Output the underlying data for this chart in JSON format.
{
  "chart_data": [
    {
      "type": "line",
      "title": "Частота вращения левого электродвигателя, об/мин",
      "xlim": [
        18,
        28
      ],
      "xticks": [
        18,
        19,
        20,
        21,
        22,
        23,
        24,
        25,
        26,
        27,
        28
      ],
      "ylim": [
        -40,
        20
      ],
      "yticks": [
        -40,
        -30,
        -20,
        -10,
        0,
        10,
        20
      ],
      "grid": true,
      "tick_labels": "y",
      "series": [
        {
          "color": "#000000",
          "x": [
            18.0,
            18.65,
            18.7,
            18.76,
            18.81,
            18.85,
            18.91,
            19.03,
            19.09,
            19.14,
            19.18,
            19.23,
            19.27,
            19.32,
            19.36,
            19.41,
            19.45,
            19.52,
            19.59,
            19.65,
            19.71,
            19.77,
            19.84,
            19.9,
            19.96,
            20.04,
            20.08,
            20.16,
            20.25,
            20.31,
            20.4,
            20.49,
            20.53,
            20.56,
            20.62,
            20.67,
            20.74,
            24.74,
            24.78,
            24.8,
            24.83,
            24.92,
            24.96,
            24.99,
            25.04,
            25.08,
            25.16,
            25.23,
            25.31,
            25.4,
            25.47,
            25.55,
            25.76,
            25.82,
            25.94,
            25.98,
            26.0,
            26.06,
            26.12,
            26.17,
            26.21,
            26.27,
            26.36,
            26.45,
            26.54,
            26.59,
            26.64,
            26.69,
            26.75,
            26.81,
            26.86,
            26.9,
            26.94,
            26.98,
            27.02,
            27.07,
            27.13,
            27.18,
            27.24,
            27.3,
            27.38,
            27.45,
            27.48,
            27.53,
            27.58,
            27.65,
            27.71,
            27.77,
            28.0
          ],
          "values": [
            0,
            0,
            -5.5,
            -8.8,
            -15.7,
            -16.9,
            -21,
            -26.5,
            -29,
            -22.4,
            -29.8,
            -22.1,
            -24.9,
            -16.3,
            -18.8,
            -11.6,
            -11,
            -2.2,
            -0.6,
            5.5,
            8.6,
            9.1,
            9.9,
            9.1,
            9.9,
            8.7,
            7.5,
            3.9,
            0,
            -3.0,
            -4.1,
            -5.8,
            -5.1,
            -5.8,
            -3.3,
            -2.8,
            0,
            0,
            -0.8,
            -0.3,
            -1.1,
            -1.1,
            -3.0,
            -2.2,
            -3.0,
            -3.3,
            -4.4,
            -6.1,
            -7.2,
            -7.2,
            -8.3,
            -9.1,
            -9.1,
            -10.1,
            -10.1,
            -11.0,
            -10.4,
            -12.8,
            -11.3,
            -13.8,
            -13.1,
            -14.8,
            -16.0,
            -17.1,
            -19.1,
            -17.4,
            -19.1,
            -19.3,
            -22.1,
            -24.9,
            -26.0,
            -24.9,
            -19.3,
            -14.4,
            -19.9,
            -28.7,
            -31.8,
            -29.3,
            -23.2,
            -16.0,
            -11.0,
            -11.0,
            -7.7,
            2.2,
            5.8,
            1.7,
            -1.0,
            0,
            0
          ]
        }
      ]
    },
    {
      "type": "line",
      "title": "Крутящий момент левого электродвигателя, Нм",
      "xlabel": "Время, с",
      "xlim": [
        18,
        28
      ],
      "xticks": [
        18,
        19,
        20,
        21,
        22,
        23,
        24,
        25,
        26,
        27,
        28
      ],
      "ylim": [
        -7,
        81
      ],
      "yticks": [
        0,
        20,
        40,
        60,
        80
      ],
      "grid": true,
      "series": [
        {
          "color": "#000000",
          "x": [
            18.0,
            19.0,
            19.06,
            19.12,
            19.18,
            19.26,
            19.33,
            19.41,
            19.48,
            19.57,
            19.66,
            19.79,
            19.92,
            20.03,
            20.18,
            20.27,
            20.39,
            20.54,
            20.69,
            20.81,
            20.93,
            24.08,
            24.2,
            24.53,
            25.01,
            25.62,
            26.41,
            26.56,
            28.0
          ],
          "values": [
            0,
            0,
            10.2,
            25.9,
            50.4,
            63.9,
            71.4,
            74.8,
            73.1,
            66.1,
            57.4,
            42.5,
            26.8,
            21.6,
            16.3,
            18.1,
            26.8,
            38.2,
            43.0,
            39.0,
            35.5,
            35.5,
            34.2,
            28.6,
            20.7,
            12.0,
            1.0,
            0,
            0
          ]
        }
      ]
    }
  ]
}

- - - - - - -

- **WHAT YOU ARE ASKED TO DO**:
Write out the full set of records exactly as given.

- **IN RESPONSE**:
Output the underlying data for this chart in JSON format.
{
  "chart_data": [
    {
      "type": "line",
      "title": "Частота вращения левого электродвигателя, об/мин",
      "xlim": [
        18,
        28
      ],
      "xticks": [
        18,
        19,
        20,
        21,
        22,
        23,
        24,
        25,
        26,
        27,
        28
      ],
      "ylim": [
        -40,
        20
      ],
      "yticks": [
        -40,
        -30,
        -20,
        -10,
        0,
        10,
        20
      ],
      "grid": true,
      "tick_labels": "y",
      "series": [
        {
          "color": "#000000",
          "x": [
            18.0,
            18.65,
            18.7,
            18.76,
            18.81,
            18.85,
            18.91,
            19.03,
            19.09,
            19.14,
            19.18,
            19.23,
            19.27,
            19.32,
            19.36,
            19.41,
            19.45,
            19.52,
            19.59,
            19.65,
            19.71,
            19.77,
            19.84,
            19.9,
            19.96,
            20.04,
            20.08,
            20.16,
            20.25,
            20.31,
            20.4,
            20.49,
            20.53,
            20.56,
            20.62,
            20.67,
            20.74,
            24.74,
            24.78,
            24.8,
            24.83,
            24.92,
            24.96,
            24.99,
            25.04,
            25.08,
            25.16,
            25.23,
            25.31,
            25.4,
            25.47,
            25.55,
            25.76,
            25.82,
            25.94,
            25.98,
            26.0,
            26.06,
            26.12,
            26.17,
            26.21,
            26.27,
            26.36,
            26.45,
            26.54,
            26.59,
            26.64,
            26.69,
            26.75,
            26.81,
            26.86,
            26.9,
            26.94,
            26.98,
            27.02,
            27.07,
            27.13,
            27.18,
            27.24,
            27.3,
            27.38,
            27.45,
            27.48,
            27.53,
            27.58,
            27.65,
            27.71,
            27.77,
            28.0
          ],
          "values": [
            0,
            0,
            -5.5,
            -8.8,
            -15.7,
            -16.9,
            -21,
            -26.5,
            -29,
            -22.4,
            -29.8,
            -22.1,
            -24.9,
            -16.3,
            -18.8,
            -11.6,
            -11,
            -2.2,
            -0.6,
            5.5,
            8.6,
            9.1,
            9.9,
            9.1,
            9.9,
            8.7,
            7.5,
            3.9,
            0,
            -3.0,
            -4.1,
            -5.8,
            -5.1,
            -5.8,
            -3.3,
            -2.8,
            0,
            0,
            -0.8,
            -0.3,
            -1.1,
            -1.1,
            -3.0,
            -2.2,
            -3.0,
            -3.3,
            -4.4,
            -6.1,
            -7.2,
            -7.2,
            -8.3,
            -9.1,
            -9.1,
            -10.1,
            -10.1,
            -11.0,
            -10.4,
            -12.8,
            -11.3,
            -13.8,
            -13.1,
            -14.8,
            -16.0,
            -17.1,
            -19.1,
            -17.4,
            -19.1,
            -19.3,
            -22.1,
            -24.9,
            -26.0,
            -24.9,
            -19.3,
            -14.4,
            -19.9,
            -28.7,
            -31.8,
            -29.3,
            -23.2,
            -16.0,
            -11.0,
            -11.0,
            -7.7,
            2.2,
            5.8,
            1.7,
            -1.0,
            0,
            0
          ]
        }
      ]
    },
    {
      "type": "line",
      "title": "Крутящий момент левого электродвигателя, Нм",
      "xlabel": "Время, с",
      "xlim": [
        18,
        28
      ],
      "xticks": [
        18,
        19,
        20,
        21,
        22,
        23,
        24,
        25,
        26,
        27,
        28
      ],
      "ylim": [
        -7,
        81
      ],
      "yticks": [
        0,
        20,
        40,
        60,
        80
      ],
      "grid": true,
      "series": [
        {
          "color": "#000000",
          "x": [
            18.0,
            19.0,
            19.06,
            19.12,
            19.18,
            19.26,
            19.33,
            19.41,
            19.48,
            19.57,
            19.66,
            19.79,
            19.92,
            20.03,
            20.18,
            20.27,
            20.39,
            20.54,
            20.69,
            20.81,
            20.93,
            24.08,
            24.2,
            24.53,
            25.01,
            25.62,
            26.41,
            26.56,
            28.0
          ],
          "values": [
            0,
            0,
            10.2,
            25.9,
            50.4,
            63.9,
            71.4,
            74.8,
            73.1,
            66.1,
            57.4,
            42.5,
            26.8,
            21.6,
            16.3,
            18.1,
            26.8,
            38.2,
            43.0,
            39.0,
            35.5,
            35.5,
            34.2,
            28.6,
            20.7,
            12.0,
            1.0,
            0,
            0
          ]
        }
      ]
    }
  ]
}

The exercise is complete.